DESCRIPTION OF THE TASK ->
Write out the full listing again, exactly as it stands.
-*-
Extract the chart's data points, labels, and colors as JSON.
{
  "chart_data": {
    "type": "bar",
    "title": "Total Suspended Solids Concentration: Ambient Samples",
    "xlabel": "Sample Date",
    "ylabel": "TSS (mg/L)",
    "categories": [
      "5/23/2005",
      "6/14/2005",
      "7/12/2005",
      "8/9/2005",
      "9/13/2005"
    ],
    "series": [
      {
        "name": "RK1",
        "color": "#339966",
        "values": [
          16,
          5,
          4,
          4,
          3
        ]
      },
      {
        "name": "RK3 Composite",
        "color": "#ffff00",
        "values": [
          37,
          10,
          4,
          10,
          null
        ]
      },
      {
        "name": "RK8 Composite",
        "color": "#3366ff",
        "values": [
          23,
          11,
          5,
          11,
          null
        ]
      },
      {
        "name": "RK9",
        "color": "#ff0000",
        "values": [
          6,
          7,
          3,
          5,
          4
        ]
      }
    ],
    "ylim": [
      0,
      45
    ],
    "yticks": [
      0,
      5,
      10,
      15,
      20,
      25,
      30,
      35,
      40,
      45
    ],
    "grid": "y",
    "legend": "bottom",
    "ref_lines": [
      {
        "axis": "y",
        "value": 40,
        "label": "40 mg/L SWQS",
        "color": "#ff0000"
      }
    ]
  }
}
-*-
ANSWER IN FULL ->
Extract the chart's data points, labels, and colors as JSON.
{
  "chart_data": {
    "type": "bar",
    "title": "Total Suspended Solids Concentration: Ambient Samples",
    "xlabel": "Sample Date",
    "ylabel": "TSS (mg/L)",
    "categories": [
      "5/23/2005",
      "6/14/2005",
      "7/12/2005",
      "8/9/2005",
      "9/13/2005"
    ],
    "series": [
      {
        "name": "RK1",
        "color": "#339966",
        "values": [
          16,
          5,
          4,
          4,
          3
        ]
      },
      {
        "name": "RK3 Composite",
        "color": "#ffff00",
        "values": [
          37,
          10,
          4,
          10,
          null
        ]
      },
      {
        "name": "RK8 Composite",
        "color": "#3366ff",
        "values": [
          23,
          11,
          5,
          11,
          null
        ]
      },
      {
        "name": "RK9",
        "color": "#ff0000",
        "values": [
          6,
          7,
          3,
          5,
          4
        ]
      }
    ],
    "ylim": [
      0,
      45
    ],
    "yticks": [
      0,
      5,
      10,
      15,
      20,
      25,
      30,
      35,
      40,
      45
    ],
    "grid": "y",
    "legend": "bottom",
    "ref_lines": [
      {
        "axis": "y",
        "value": 40,
        "label": "40 mg/L SWQS",
        "color": "#ff0000"
      }
    ]
  }
}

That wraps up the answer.